Reproduce every entry exactly.
***** PROVIDED ENTRIES *****
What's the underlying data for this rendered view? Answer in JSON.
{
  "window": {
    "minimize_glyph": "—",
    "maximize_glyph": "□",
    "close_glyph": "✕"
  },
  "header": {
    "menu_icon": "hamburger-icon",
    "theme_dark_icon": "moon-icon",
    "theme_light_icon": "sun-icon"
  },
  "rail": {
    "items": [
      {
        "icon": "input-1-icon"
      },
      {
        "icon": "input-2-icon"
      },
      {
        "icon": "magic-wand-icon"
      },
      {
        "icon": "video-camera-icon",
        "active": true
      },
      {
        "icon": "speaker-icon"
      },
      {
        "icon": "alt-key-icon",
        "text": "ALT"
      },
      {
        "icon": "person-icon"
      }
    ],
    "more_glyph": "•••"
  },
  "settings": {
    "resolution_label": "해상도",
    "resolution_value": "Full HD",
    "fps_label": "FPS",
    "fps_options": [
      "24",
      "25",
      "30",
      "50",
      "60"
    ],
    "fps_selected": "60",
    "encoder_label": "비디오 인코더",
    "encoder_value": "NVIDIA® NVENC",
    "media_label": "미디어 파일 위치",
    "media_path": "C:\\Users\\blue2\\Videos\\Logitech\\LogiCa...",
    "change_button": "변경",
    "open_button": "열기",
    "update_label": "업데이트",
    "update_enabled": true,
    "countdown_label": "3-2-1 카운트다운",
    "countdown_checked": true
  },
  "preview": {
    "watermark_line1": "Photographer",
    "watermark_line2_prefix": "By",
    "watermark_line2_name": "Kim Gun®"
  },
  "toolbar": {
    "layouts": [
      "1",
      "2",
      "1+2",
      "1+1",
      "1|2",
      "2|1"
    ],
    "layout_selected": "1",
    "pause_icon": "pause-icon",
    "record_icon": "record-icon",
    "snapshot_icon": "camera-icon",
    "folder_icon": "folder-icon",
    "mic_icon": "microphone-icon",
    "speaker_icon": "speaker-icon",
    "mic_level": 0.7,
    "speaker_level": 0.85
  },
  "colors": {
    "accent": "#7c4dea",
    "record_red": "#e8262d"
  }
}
*****
- **RESULT OF THE EXERCISE**:
What's the underlying data for this rendered view? Answer in JSON.
{
  "window": {
    "minimize_glyph": "—",
    "maximize_glyph": "□",
    "close_glyph": "✕"
  },
  "header": {
    "menu_icon": "hamburger-icon",
    "theme_dark_icon": "moon-icon",
    "theme_light_icon": "sun-icon"
  },
  "rail": {
    "items": [
      {
        "icon": "input-1-icon"
      },
      {
        "icon": "input-2-icon"
      },
      {
        "icon": "magic-wand-icon"
      },
      {
        "icon": "video-camera-icon",
        "active": true
      },
      {
        "icon": "speaker-icon"
      },
      {
        "icon": "alt-key-icon",
        "text": "ALT"
      },
      {
        "icon": "person-icon"
      }
    ],
    "more_glyph": "•••"
  },
  "settings": {
    "resolution_label": "해상도",
    "resolution_value": "Full HD",
    "fps_label": "FPS",
    "fps_options": [
      "24",
      "25",
      "30",
      "50",
      "60"
    ],
    "fps_selected": "60",
    "encoder_label": "비디오 인코더",
    "encoder_value": "NVIDIA® NVENC",
    "media_label": "미디어 파일 위치",
    "media_path": "C:\\Users\\blue2\\Videos\\Logitech\\LogiCa...",
    "change_button": "변경",
    "open_button": "열기",
    "update_label": "업데이트",
    "update_enabled": true,
    "countdown_label": "3-2-1 카운트다운",
    "countdown_checked": true
  },
  "preview": {
    "watermark_line1": "Photographer",
    "watermark_line2_prefix": "By",
    "watermark_line2_name": "Kim Gun®"
  },
  "toolbar": {
    "layouts": [
      "1",
      "2",
      "1+2",
      "1+1",
      "1|2",
      "2|1"
    ],
    "layout_selected": "1",
    "pause_icon": "pause-icon",
    "record_icon": "record-icon",
    "snapshot_icon": "camera-icon",
    "folder_icon": "folder-icon",
    "mic_icon": "microphone-icon",
    "speaker_icon": "speaker-icon",
    "mic_level": 0.7,
    "speaker_level": 0.85
  },
  "colors": {
    "accent": "#7c4dea",
    "record_red": "#e8262d"
  }
}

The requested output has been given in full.